>>>

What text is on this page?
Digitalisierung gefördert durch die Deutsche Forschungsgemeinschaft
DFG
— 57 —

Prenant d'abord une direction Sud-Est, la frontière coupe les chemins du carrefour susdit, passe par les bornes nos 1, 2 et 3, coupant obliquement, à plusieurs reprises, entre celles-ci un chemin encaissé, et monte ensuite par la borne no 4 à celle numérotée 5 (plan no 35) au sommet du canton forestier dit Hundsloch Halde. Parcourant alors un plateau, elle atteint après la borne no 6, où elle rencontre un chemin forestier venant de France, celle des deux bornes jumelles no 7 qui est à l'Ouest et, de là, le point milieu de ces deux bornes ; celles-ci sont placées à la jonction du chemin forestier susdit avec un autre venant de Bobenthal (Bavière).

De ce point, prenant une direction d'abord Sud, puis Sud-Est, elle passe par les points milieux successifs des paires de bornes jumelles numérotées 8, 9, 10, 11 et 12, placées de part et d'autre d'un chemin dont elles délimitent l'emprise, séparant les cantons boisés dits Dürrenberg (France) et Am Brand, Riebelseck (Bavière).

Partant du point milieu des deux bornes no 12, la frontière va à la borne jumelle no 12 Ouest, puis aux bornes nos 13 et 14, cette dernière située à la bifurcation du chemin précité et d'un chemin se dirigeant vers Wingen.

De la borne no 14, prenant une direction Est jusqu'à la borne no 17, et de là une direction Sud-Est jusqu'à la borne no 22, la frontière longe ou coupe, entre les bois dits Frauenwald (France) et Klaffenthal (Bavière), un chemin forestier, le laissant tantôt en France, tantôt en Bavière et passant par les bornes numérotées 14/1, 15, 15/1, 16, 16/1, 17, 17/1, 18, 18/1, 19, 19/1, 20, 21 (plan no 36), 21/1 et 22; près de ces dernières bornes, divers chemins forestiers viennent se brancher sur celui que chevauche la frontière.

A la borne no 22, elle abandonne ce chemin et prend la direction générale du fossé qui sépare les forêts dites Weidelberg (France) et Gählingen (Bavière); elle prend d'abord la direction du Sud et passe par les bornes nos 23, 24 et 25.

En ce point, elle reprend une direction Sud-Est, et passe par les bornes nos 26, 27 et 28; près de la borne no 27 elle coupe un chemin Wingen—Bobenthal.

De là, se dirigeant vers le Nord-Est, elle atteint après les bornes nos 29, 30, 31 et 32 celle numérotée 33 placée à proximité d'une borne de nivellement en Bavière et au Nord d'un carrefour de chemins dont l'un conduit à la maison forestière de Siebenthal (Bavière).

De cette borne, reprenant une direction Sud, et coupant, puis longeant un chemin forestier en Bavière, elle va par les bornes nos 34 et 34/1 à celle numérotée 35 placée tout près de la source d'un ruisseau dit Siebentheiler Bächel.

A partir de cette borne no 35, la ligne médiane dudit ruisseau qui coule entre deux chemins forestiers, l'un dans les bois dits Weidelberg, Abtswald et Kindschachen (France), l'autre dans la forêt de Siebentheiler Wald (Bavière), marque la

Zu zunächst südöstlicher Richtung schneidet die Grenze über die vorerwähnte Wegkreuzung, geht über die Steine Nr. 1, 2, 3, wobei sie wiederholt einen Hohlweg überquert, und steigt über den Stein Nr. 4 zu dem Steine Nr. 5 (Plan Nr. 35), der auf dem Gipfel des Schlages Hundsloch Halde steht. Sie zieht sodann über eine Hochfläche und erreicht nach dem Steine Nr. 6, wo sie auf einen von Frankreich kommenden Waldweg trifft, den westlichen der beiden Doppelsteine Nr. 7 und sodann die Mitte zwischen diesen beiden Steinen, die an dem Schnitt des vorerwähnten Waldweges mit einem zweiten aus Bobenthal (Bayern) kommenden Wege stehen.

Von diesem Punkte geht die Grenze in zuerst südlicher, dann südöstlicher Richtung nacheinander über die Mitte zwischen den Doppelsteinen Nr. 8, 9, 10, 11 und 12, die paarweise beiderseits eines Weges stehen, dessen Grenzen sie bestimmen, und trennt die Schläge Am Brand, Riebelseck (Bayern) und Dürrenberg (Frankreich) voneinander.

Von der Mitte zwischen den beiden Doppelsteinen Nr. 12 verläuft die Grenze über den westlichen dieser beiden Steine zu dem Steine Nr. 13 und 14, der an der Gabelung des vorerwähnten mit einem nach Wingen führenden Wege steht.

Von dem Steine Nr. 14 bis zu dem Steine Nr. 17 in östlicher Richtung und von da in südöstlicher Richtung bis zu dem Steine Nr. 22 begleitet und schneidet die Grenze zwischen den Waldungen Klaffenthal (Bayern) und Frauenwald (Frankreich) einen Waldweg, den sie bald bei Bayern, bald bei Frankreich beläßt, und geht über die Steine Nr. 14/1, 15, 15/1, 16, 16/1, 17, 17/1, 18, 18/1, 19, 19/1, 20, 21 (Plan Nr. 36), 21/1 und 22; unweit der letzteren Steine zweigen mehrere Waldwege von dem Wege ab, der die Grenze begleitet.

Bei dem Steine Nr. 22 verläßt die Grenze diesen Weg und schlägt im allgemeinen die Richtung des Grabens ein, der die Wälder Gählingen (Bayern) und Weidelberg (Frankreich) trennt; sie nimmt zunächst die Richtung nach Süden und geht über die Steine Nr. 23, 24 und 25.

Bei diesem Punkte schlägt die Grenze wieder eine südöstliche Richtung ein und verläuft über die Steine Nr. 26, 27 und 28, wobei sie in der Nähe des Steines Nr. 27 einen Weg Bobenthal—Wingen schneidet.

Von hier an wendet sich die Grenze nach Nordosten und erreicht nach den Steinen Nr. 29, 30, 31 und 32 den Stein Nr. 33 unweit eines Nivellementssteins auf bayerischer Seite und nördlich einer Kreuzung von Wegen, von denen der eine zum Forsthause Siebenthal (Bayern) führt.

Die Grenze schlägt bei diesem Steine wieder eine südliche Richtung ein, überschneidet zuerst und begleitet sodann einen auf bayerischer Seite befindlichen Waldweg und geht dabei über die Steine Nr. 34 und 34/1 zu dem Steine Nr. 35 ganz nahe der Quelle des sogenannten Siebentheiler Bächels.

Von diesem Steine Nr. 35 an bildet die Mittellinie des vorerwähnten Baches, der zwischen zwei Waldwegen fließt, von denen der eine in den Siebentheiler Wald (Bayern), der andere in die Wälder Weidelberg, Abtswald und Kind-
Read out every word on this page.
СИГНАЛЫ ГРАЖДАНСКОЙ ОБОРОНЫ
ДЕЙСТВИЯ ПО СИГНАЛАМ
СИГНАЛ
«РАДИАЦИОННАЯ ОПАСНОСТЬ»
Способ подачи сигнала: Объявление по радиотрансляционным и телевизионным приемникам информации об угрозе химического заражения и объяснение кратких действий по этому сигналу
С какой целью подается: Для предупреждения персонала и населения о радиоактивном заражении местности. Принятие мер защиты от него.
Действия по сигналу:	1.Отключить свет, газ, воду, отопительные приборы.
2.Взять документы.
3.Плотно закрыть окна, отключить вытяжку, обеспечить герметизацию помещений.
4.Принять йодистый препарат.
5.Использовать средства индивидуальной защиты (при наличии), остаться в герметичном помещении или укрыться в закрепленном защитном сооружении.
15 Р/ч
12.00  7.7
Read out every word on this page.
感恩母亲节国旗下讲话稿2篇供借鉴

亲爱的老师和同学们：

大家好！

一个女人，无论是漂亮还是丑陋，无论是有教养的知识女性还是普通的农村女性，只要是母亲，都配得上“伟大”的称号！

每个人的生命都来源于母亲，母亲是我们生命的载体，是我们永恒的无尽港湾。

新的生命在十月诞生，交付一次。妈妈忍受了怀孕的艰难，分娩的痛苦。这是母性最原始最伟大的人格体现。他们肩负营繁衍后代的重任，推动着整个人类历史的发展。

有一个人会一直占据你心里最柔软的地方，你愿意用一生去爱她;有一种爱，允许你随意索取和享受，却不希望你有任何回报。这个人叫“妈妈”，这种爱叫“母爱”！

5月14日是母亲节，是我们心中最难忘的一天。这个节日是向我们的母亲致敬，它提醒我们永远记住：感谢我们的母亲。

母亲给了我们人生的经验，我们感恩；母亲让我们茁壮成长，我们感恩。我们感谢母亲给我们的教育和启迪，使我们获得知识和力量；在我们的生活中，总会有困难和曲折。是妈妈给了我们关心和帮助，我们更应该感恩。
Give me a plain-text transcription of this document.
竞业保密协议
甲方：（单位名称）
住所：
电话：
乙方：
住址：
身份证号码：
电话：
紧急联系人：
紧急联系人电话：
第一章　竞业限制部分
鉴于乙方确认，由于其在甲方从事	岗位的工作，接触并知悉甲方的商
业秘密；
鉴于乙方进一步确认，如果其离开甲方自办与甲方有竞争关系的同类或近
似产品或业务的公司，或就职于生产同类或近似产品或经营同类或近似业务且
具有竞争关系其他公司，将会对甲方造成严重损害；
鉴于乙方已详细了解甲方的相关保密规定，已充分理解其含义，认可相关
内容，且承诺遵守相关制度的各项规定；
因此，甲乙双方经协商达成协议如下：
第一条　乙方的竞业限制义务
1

<<<

INSTRUCTIONS TO FOLLOW.
Using the listing above, locate the lines that hold "trennt" and copy each one.

SOLUTION FOR THIS TASK.
Von diesem Punkte geht die Grenze in zuerst südlicher, dann südöstlicher Richtung nacheinander über die Mitte zwischen den Doppelsteinen Nr. 8, 9, 10, 11 und 12, die paarweise beiderseits eines Weges stehen, dessen Grenzen sie bestimmen, und trennt die Schläge Am Brand, Riebelseck (Bayern) und Dürrenberg (Frankreich) voneinander.
Bei dem Steine Nr. 22 verläßt die Grenze diesen Weg und schlägt im allgemeinen die Richtung des Grabens ein, der die Wälder Gählingen (Bayern) und Weidelberg (Frankreich) trennt; sie nimmt zunächst die Richtung nach Süden und geht über die Steine Nr. 23, 24 und 25.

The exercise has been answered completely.